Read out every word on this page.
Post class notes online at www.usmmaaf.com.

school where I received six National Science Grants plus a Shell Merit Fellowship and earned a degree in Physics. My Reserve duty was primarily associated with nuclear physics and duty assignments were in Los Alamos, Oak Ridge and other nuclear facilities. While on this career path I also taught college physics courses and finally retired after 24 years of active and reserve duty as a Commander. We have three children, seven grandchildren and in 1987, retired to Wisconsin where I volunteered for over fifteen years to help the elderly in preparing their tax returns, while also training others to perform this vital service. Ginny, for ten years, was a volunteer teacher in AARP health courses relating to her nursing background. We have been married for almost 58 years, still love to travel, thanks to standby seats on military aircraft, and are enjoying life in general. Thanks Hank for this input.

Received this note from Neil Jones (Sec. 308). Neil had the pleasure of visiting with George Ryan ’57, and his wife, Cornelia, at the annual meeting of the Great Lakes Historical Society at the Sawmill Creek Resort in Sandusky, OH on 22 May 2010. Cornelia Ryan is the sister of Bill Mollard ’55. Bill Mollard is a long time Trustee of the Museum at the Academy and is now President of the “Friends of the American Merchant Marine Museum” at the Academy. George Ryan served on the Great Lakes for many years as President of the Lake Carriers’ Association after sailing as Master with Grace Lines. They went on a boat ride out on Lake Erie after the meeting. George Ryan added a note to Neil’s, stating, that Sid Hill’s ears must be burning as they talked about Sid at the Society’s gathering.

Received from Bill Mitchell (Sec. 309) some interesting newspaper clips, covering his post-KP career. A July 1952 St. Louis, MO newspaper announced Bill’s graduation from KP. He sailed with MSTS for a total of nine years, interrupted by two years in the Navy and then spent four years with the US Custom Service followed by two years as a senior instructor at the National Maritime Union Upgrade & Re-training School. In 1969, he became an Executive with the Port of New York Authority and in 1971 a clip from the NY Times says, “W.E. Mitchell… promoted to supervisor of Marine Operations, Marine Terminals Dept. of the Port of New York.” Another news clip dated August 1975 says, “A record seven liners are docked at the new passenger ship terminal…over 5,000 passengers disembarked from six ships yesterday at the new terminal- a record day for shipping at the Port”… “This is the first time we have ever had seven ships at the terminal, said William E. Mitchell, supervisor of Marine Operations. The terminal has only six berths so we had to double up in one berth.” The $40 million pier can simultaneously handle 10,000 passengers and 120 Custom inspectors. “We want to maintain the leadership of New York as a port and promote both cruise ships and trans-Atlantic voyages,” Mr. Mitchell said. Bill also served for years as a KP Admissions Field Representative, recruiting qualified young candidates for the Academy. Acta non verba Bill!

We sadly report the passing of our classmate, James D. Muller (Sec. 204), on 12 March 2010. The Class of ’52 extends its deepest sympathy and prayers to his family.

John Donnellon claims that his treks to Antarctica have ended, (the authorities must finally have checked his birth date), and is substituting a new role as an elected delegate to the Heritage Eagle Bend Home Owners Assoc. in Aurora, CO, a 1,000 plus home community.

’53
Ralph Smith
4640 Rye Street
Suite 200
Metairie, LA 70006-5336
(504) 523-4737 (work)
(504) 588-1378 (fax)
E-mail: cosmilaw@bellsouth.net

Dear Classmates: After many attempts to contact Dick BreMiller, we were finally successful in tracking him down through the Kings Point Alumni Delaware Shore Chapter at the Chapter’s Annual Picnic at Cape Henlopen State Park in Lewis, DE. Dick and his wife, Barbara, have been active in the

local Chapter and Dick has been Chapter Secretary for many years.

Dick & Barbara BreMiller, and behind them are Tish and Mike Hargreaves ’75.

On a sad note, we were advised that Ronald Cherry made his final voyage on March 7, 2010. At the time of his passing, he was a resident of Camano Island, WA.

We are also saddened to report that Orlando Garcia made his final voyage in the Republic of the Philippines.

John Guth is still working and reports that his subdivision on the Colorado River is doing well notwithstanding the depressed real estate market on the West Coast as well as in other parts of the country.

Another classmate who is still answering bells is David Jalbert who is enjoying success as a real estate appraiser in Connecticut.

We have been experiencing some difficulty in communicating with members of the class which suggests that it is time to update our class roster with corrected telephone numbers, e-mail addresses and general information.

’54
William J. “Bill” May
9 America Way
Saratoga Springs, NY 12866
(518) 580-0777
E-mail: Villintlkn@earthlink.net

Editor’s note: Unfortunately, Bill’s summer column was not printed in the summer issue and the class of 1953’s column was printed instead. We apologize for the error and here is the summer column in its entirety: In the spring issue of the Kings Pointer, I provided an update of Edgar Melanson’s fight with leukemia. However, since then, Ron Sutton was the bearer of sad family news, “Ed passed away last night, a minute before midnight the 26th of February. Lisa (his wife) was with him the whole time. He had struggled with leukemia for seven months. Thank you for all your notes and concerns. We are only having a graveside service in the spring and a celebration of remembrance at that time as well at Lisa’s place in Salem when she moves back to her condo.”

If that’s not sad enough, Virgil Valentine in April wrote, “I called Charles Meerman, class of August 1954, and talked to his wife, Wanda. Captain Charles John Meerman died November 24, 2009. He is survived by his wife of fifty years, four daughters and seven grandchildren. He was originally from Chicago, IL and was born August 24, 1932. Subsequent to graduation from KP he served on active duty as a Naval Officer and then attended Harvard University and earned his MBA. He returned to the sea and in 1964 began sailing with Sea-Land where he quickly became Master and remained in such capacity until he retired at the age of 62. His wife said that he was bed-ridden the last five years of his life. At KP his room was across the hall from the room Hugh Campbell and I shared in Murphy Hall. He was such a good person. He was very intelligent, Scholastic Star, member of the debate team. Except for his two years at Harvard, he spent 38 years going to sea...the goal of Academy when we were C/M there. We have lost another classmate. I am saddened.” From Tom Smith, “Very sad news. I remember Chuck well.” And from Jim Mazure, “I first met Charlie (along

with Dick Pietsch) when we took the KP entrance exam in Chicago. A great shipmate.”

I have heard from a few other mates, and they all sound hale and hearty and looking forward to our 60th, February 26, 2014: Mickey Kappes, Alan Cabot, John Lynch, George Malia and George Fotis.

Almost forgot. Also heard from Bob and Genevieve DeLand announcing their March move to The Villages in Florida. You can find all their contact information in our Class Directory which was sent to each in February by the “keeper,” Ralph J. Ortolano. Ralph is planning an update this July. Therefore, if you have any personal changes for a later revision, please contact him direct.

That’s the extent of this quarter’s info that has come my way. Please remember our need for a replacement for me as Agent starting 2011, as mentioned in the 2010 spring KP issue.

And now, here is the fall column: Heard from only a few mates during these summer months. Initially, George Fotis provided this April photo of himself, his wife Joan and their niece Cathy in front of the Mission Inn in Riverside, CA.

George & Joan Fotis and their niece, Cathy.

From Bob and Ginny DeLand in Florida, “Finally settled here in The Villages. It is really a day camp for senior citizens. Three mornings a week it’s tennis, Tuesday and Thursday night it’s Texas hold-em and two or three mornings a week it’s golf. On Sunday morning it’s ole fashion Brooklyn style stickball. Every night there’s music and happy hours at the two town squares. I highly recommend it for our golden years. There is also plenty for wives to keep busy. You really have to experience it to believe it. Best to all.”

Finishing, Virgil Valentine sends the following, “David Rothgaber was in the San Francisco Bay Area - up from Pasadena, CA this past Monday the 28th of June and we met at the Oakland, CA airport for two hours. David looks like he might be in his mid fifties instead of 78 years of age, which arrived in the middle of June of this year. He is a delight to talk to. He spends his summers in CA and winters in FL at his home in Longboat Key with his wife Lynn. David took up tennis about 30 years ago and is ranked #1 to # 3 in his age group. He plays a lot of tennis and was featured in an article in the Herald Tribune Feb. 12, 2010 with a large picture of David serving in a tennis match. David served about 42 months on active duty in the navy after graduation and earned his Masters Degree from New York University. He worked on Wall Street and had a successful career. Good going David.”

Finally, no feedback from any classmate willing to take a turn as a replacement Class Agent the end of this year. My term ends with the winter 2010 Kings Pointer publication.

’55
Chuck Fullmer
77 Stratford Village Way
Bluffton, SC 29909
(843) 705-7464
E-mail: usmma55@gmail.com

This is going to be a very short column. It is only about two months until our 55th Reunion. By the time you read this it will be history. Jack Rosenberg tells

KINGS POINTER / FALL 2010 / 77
........
Write out every line from the entries where "Cathy" appears.

# ANSWER FOR THE TASK:
And now, here is the fall column: Heard from only a few mates during these summer months. Initially, George Fotis provided this April photo of himself, his wife Joan and their niece Cathy in front of the Mission Inn in Riverside, CA.
George & Joan Fotis and their niece, Cathy.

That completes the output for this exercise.